* What is being asked
Will you give every entry again exactly as it stands?

* Data provided

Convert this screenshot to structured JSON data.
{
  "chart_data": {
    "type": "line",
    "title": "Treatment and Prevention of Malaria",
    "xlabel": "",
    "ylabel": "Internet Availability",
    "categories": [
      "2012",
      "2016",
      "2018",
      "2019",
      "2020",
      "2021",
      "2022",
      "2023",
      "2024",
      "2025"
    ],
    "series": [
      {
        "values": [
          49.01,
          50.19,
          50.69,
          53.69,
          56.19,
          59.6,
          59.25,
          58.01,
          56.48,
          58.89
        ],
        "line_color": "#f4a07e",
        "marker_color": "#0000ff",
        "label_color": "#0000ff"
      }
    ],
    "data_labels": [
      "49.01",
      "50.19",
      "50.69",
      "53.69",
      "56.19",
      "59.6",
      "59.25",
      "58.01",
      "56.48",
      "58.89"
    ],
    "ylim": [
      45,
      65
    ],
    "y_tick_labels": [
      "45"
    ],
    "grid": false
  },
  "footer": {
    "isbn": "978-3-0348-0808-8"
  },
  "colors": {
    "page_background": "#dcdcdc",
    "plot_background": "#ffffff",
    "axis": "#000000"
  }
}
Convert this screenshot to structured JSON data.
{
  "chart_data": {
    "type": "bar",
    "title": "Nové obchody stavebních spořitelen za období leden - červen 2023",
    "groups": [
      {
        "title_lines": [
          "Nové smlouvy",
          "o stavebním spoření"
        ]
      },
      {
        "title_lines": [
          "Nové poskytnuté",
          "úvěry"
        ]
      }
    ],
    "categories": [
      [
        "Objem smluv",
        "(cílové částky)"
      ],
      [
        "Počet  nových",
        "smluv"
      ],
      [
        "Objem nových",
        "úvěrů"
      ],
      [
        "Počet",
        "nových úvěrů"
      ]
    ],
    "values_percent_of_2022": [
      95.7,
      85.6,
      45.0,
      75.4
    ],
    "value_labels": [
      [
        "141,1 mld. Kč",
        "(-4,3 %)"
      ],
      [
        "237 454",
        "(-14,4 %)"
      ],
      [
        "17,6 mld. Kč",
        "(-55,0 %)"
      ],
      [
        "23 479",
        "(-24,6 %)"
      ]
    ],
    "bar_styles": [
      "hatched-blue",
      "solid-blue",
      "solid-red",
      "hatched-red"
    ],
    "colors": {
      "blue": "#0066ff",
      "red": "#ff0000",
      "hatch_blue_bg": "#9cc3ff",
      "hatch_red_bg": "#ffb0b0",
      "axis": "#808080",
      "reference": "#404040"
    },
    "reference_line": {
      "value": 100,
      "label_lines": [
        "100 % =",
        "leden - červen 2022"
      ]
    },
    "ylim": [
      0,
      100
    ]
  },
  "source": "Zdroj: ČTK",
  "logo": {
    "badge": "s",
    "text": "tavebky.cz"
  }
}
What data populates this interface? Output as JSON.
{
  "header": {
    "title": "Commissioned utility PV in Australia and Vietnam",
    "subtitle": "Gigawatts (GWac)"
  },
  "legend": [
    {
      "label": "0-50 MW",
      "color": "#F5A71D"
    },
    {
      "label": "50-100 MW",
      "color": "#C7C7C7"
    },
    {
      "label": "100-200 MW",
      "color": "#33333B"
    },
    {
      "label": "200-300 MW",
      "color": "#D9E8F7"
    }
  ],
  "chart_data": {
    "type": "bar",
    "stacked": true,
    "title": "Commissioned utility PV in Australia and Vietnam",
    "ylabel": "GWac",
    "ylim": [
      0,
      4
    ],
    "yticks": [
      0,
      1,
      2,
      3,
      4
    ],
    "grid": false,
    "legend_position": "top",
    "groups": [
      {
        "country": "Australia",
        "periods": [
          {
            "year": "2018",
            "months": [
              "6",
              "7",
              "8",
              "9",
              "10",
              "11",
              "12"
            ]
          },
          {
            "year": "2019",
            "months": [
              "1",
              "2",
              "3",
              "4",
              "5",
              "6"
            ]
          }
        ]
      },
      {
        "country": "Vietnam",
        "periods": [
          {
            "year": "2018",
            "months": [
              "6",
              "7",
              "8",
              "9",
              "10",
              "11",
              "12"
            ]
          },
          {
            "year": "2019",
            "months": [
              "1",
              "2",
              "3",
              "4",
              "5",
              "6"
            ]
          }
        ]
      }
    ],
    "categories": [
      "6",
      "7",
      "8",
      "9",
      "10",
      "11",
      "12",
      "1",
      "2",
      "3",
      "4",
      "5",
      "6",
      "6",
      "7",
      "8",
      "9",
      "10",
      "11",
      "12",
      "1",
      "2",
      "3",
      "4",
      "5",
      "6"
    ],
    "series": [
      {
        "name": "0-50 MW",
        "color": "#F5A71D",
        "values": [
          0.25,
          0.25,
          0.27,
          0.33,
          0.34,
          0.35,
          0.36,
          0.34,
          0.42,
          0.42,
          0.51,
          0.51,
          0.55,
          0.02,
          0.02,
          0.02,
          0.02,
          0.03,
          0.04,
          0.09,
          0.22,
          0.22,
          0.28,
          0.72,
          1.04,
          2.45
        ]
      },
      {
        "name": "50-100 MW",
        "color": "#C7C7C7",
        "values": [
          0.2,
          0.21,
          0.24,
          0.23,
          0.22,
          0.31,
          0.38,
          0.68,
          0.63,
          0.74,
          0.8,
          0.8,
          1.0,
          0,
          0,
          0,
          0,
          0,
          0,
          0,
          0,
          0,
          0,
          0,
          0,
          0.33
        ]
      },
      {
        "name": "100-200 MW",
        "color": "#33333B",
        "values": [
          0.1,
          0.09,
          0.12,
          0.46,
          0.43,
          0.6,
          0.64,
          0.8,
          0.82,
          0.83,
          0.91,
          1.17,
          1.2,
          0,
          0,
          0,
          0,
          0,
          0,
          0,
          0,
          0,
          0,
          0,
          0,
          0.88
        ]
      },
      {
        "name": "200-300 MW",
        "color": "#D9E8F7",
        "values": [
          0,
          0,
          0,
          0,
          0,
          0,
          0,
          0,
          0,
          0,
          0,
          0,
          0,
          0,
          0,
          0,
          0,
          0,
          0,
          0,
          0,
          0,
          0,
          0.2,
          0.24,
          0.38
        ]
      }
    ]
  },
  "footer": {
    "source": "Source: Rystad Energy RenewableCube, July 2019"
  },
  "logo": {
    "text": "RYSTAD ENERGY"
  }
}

* Solution to the problem
Convert this screenshot to structured JSON data.
{
  "chart_data": {
    "type": "line",
    "title": "Treatment and Prevention of Malaria",
    "xlabel": "",
    "ylabel": "Internet Availability",
    "categories": [
      "2012",
      "2016",
      "2018",
      "2019",
      "2020",
      "2021",
      "2022",
      "2023",
      "2024",
      "2025"
    ],
    "series": [
      {
        "values": [
          49.01,
          50.19,
          50.69,
          53.69,
          56.19,
          59.6,
          59.25,
          58.01,
          56.48,
          58.89
        ],
        "line_color": "#f4a07e",
        "marker_color": "#0000ff",
        "label_color": "#0000ff"
      }
    ],
    "data_labels": [
      "49.01",
      "50.19",
      "50.69",
      "53.69",
      "56.19",
      "59.6",
      "59.25",
      "58.01",
      "56.48",
      "58.89"
    ],
    "ylim": [
      45,
      65
    ],
    "y_tick_labels": [
      "45"
    ],
    "grid": false
  },
  "footer": {
    "isbn": "978-3-0348-0808-8"
  },
  "colors": {
    "page_background": "#dcdcdc",
    "plot_background": "#ffffff",
    "axis": "#000000"
  }
}
Convert this screenshot to structured JSON data.
{
  "chart_data": {
    "type": "bar",
    "title": "Nové obchody stavebních spořitelen za období leden - červen 2023",
    "groups": [
      {
        "title_lines": [
          "Nové smlouvy",
          "o stavebním spoření"
        ]
      },
      {
        "title_lines": [
          "Nové poskytnuté",
          "úvěry"
        ]
      }
    ],
    "categories": [
      [
        "Objem smluv",
        "(cílové částky)"
      ],
      [
        "Počet  nových",
        "smluv"
      ],
      [
        "Objem nových",
        "úvěrů"
      ],
      [
        "Počet",
        "nových úvěrů"
      ]
    ],
    "values_percent_of_2022": [
      95.7,
      85.6,
      45.0,
      75.4
    ],
    "value_labels": [
      [
        "141,1 mld. Kč",
        "(-4,3 %)"
      ],
      [
        "237 454",
        "(-14,4 %)"
      ],
      [
        "17,6 mld. Kč",
        "(-55,0 %)"
      ],
      [
        "23 479",
        "(-24,6 %)"
      ]
    ],
    "bar_styles": [
      "hatched-blue",
      "solid-blue",
      "solid-red",
      "hatched-red"
    ],
    "colors": {
      "blue": "#0066ff",
      "red": "#ff0000",
      "hatch_blue_bg": "#9cc3ff",
      "hatch_red_bg": "#ffb0b0",
      "axis": "#808080",
      "reference": "#404040"
    },
    "reference_line": {
      "value": 100,
      "label_lines": [
        "100 % =",
        "leden - červen 2022"
      ]
    },
    "ylim": [
      0,
      100
    ]
  },
  "source": "Zdroj: ČTK",
  "logo": {
    "badge": "s",
    "text": "tavebky.cz"
  }
}
What data populates this interface? Output as JSON.
{
  "header": {
    "title": "Commissioned utility PV in Australia and Vietnam",
    "subtitle": "Gigawatts (GWac)"
  },
  "legend": [
    {
      "label": "0-50 MW",
      "color": "#F5A71D"
    },
    {
      "label": "50-100 MW",
      "color": "#C7C7C7"
    },
    {
      "label": "100-200 MW",
      "color": "#33333B"
    },
    {
      "label": "200-300 MW",
      "color": "#D9E8F7"
    }
  ],
  "chart_data": {
    "type": "bar",
    "stacked": true,
    "title": "Commissioned utility PV in Australia and Vietnam",
    "ylabel": "GWac",
    "ylim": [
      0,
      4
    ],
    "yticks": [
      0,
      1,
      2,
      3,
      4
    ],
    "grid": false,
    "legend_position": "top",
    "groups": [
      {
        "country": "Australia",
        "periods": [
          {
            "year": "2018",
            "months": [
              "6",
              "7",
              "8",
              "9",
              "10",
              "11",
              "12"
            ]
          },
          {
            "year": "2019",
            "months": [
              "1",
              "2",
              "3",
              "4",
              "5",
              "6"
            ]
          }
        ]
      },
      {
        "country": "Vietnam",
        "periods": [
          {
            "year": "2018",
            "months": [
              "6",
              "7",
              "8",
              "9",
              "10",
              "11",
              "12"
            ]
          },
          {
            "year": "2019",
            "months": [
              "1",
              "2",
              "3",
              "4",
              "5",
              "6"
            ]
          }
        ]
      }
    ],
    "categories": [
      "6",
      "7",
      "8",
      "9",
      "10",
      "11",
      "12",
      "1",
      "2",
      "3",
      "4",
      "5",
      "6",
      "6",
      "7",
      "8",
      "9",
      "10",
      "11",
      "12",
      "1",
      "2",
      "3",
      "4",
      "5",
      "6"
    ],
    "series": [
      {
        "name": "0-50 MW",
        "color": "#F5A71D",
        "values": [
          0.25,
          0.25,
          0.27,
          0.33,
          0.34,
          0.35,
          0.36,
          0.34,
          0.42,
          0.42,
          0.51,
          0.51,
          0.55,
          0.02,
          0.02,
          0.02,
          0.02,
          0.03,
          0.04,
          0.09,
          0.22,
          0.22,
          0.28,
          0.72,
          1.04,
          2.45
        ]
      },
      {
        "name": "50-100 MW",
        "color": "#C7C7C7",
        "values": [
          0.2,
          0.21,
          0.24,
          0.23,
          0.22,
          0.31,
          0.38,
          0.68,
          0.63,
          0.74,
          0.8,
          0.8,
          1.0,
          0,
          0,
          0,
          0,
          0,
          0,
          0,
          0,
          0,
          0,
          0,
          0,
          0.33
        ]
      },
      {
        "name": "100-200 MW",
        "color": "#33333B",
        "values": [
          0.1,
          0.09,
          0.12,
          0.46,
          0.43,
          0.6,
          0.64,
          0.8,
          0.82,
          0.83,
          0.91,
          1.17,
          1.2,
          0,
          0,
          0,
          0,
          0,
          0,
          0,
          0,
          0,
          0,
          0,
          0,
          0.88
        ]
      },
      {
        "name": "200-300 MW",
        "color": "#D9E8F7",
        "values": [
          0,
          0,
          0,
          0,
          0,
          0,
          0,
          0,
          0,
          0,
          0,
          0,
          0,
          0,
          0,
          0,
          0,
          0,
          0,
          0,
          0,
          0,
          0,
          0.2,
          0.24,
          0.38
        ]
      }
    ]
  },
  "footer": {
    "source": "Source: Rystad Energy RenewableCube, July 2019"
  },
  "logo": {
    "text": "RYSTAD ENERGY"
  }
}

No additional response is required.